● Stored items:
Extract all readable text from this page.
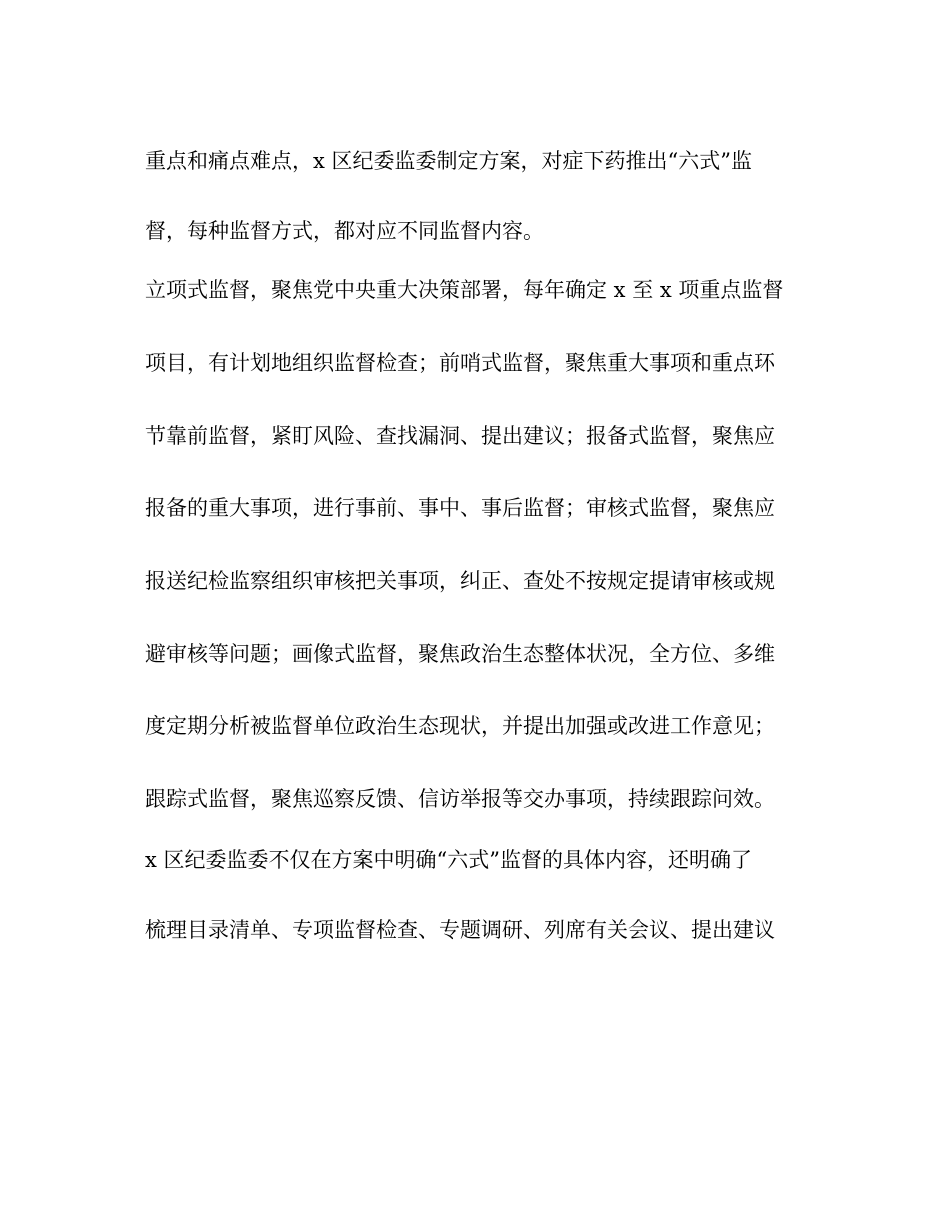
重点和痛点难点，x 区纪委监委制定方案，对症下药推出“六式”监

督，每种监督方式，都对应不同监督内容。

立项式监督，聚焦党中央重大决策部署，每年确定 x 至 x 项重点监督

项目，有计划地组织监督检查；前哨式监督，聚焦重大事项和重点环

节靠前监督，紧盯风险、查找漏洞、提出建议；报备式监督，聚焦应

报备的重大事项，进行事前、事中、事后监督；审核式监督，聚焦应

报送纪检监察组织审核把关事项，纠正、查处不按规定提请审核或规

避审核等问题；画像式监督，聚焦政治生态整体状况，全方位、多维

度定期分析被监督单位政治生态现状，并提出加强或改进工作意见；

跟踪式监督，聚焦巡察反馈、信访举报等交办事项，持续跟踪问效。

x 区纪委监委不仅在方案中明确“六式”监督的具体内容，还明确了

梳理目录清单、专项监督检查、专题调研、列席有关会议、提出建议
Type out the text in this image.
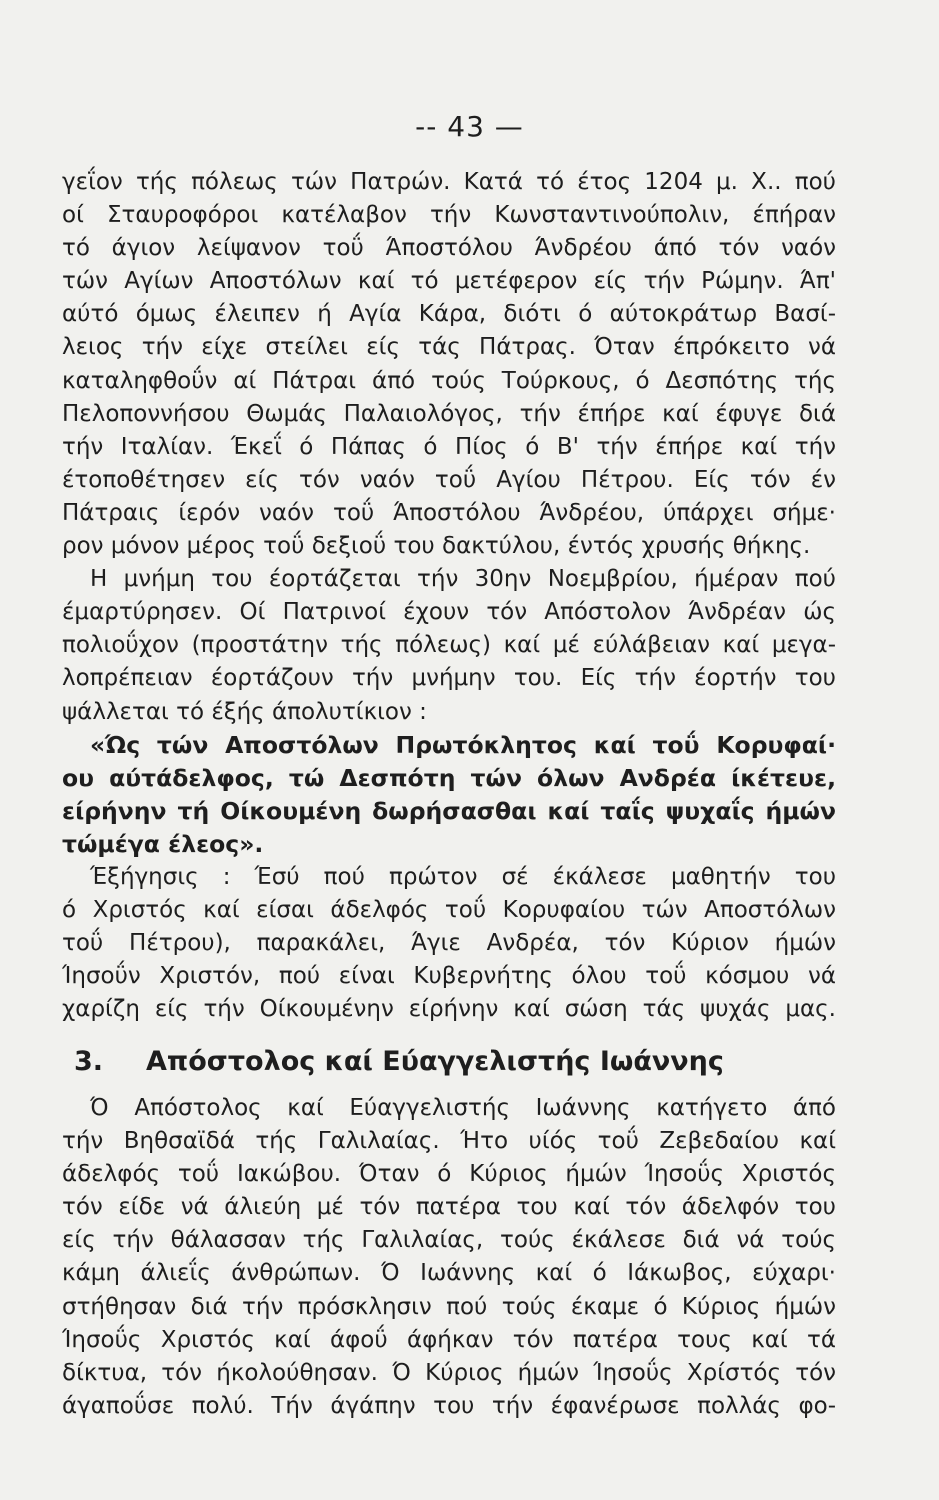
-- 43 —
γεΐον τής πόλεως τών Πατρών. Κατά τό έτος 1204 μ. Χ.. πού
οί Σταυροφόροι κατέλαβον τήν Κωνσταντινούπολιν, έπήραν
τό άγιον λείψανον τοΰ Άποστόλου Άνδρέου άπό τόν ναόν
τών Αγίων Αποστόλων καί τό μετέφερον είς τήν Ρώμην. Άπ'
αύτό όμως έλειπεν ή Αγία Κάρα, διότι ό αύτοκράτωρ Βασί-
λειος τήν είχε στείλει είς τάς Πάτρας. Όταν έπρόκειτο νά
καταληφθοΰν αί Πάτραι άπό τούς Τούρκους, ό Δεσπότης τής
Πελοποννήσου Θωμάς Παλαιολόγος, τήν έπήρε καί έφυγε διά
τήν Ιταλίαν. Έκεΐ ό Πάπας ό Πίος ό Β' τήν έπήρε καί τήν
έτοποθέτησεν είς τόν ναόν τοΰ Αγίου Πέτρου. Είς τόν έν
Πάτραις ίερόν ναόν τοΰ Άποστόλου Άνδρέου, ύπάρχει σήμε·
ρον μόνον μέρος τοΰ δεξιοΰ του δακτύλου, έντός χρυσής θήκης.
Η μνήμη του έορτάζεται τήν 30ην Νοεμβρίου, ήμέραν πού
έμαρτύρησεν. Οί Πατρινοί έχουν τόν Απόστολον Άνδρέαν ώς
πολιοΰχον (προστάτην τής πόλεως) καί μέ εύλάβειαν καί μεγα-
λοπρέπειαν έορτάζουν τήν μνήμην του. Είς τήν έορτήν του
ψάλλεται τό έξής άπολυτίκιον :
«Ώς τών Αποστόλων Πρωτόκλητος καί τοΰ Κορυφαί·
ου αύτάδελφος, τώ Δεσπότη τών όλων Ανδρέα ίκέτευε,
είρήνην τή Οίκουμένη δωρήσασθαι καί ταΐς ψυχαΐς ήμών
τώμέγα έλεος».
Έξήγησις : Έσύ πού πρώτον σέ έκάλεσε μαθητήν του
ό Χριστός καί είσαι άδελφός τοΰ Κορυφαίου τών Αποστόλων
τοΰ Πέτρου), παρακάλει, Άγιε Ανδρέα, τόν Κύριον ήμών
Ίησοΰν Χριστόν, πού είναι Κυβερνήτης όλου τοΰ κόσμου νά
χαρίζη είς τήν Οίκουμένην είρήνην καί σώση τάς ψυχάς μας.
3. Απόστολος καί Εύαγγελιστής Ιωάννης
Ό Απόστολος καί Εύαγγελιστής Ιωάννης κατήγετο άπό
τήν Βηθσαϊδά τής Γαλιλαίας. Ήτο υίός τοΰ Ζεβεδαίου καί
άδελφός τοΰ Ιακώβου. Όταν ό Κύριος ήμών Ίησοΰς Χριστός
τόν είδε νά άλιεύη μέ τόν πατέρα του καί τόν άδελφόν του
είς τήν θάλασσαν τής Γαλιλαίας, τούς έκάλεσε διά νά τούς
κάμη άλιεΐς άνθρώπων. Ό Ιωάννης καί ό Ιάκωβος, εύχαρι·
στήθησαν διά τήν πρόσκλησιν πού τούς έκαμε ό Κύριος ήμών
Ίησοΰς Χριστός καί άφοΰ άφήκαν τόν πατέρα τους καί τά
δίκτυα, τόν ήκολούθησαν. Ό Κύριος ήμών Ίησοΰς Χρίστός τόν
άγαποΰσε πολύ. Τήν άγάπην του τήν έφανέρωσε πολλάς φο-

● What you should do: Pick up at the line that holds "Type out the text in this image." and restate each line, word for word, through the last line of the entries. Include both end lines but none of the pictures.

● Task output:
Type out the text in this image.
-- 43 —
γεΐον τής πόλεως τών Πατρών. Κατά τό έτος 1204 μ. Χ.. πού
οί Σταυροφόροι κατέλαβον τήν Κωνσταντινούπολιν, έπήραν
τό άγιον λείψανον τοΰ Άποστόλου Άνδρέου άπό τόν ναόν
τών Αγίων Αποστόλων καί τό μετέφερον είς τήν Ρώμην. Άπ'
αύτό όμως έλειπεν ή Αγία Κάρα, διότι ό αύτοκράτωρ Βασί-
λειος τήν είχε στείλει είς τάς Πάτρας. Όταν έπρόκειτο νά
καταληφθοΰν αί Πάτραι άπό τούς Τούρκους, ό Δεσπότης τής
Πελοποννήσου Θωμάς Παλαιολόγος, τήν έπήρε καί έφυγε διά
τήν Ιταλίαν. Έκεΐ ό Πάπας ό Πίος ό Β' τήν έπήρε καί τήν
έτοποθέτησεν είς τόν ναόν τοΰ Αγίου Πέτρου. Είς τόν έν
Πάτραις ίερόν ναόν τοΰ Άποστόλου Άνδρέου, ύπάρχει σήμε·
ρον μόνον μέρος τοΰ δεξιοΰ του δακτύλου, έντός χρυσής θήκης.
Η μνήμη του έορτάζεται τήν 30ην Νοεμβρίου, ήμέραν πού
έμαρτύρησεν. Οί Πατρινοί έχουν τόν Απόστολον Άνδρέαν ώς
πολιοΰχον (προστάτην τής πόλεως) καί μέ εύλάβειαν καί μεγα-
λοπρέπειαν έορτάζουν τήν μνήμην του. Είς τήν έορτήν του
ψάλλεται τό έξής άπολυτίκιον :
«Ώς τών Αποστόλων Πρωτόκλητος καί τοΰ Κορυφαί·
ου αύτάδελφος, τώ Δεσπότη τών όλων Ανδρέα ίκέτευε,
είρήνην τή Οίκουμένη δωρήσασθαι καί ταΐς ψυχαΐς ήμών
τώμέγα έλεος».
Έξήγησις : Έσύ πού πρώτον σέ έκάλεσε μαθητήν του
ό Χριστός καί είσαι άδελφός τοΰ Κορυφαίου τών Αποστόλων
τοΰ Πέτρου), παρακάλει, Άγιε Ανδρέα, τόν Κύριον ήμών
Ίησοΰν Χριστόν, πού είναι Κυβερνήτης όλου τοΰ κόσμου νά
χαρίζη είς τήν Οίκουμένην είρήνην καί σώση τάς ψυχάς μας.
3. Απόστολος καί Εύαγγελιστής Ιωάννης
Ό Απόστολος καί Εύαγγελιστής Ιωάννης κατήγετο άπό
τήν Βηθσαϊδά τής Γαλιλαίας. Ήτο υίός τοΰ Ζεβεδαίου καί
άδελφός τοΰ Ιακώβου. Όταν ό Κύριος ήμών Ίησοΰς Χριστός
τόν είδε νά άλιεύη μέ τόν πατέρα του καί τόν άδελφόν του
είς τήν θάλασσαν τής Γαλιλαίας, τούς έκάλεσε διά νά τούς
κάμη άλιεΐς άνθρώπων. Ό Ιωάννης καί ό Ιάκωβος, εύχαρι·
στήθησαν διά τήν πρόσκλησιν πού τούς έκαμε ό Κύριος ήμών
Ίησοΰς Χριστός καί άφοΰ άφήκαν τόν πατέρα τους καί τά
δίκτυα, τόν ήκολούθησαν. Ό Κύριος ήμών Ίησοΰς Χρίστός τόν
άγαποΰσε πολύ. Τήν άγάπην του τήν έφανέρωσε πολλάς φο-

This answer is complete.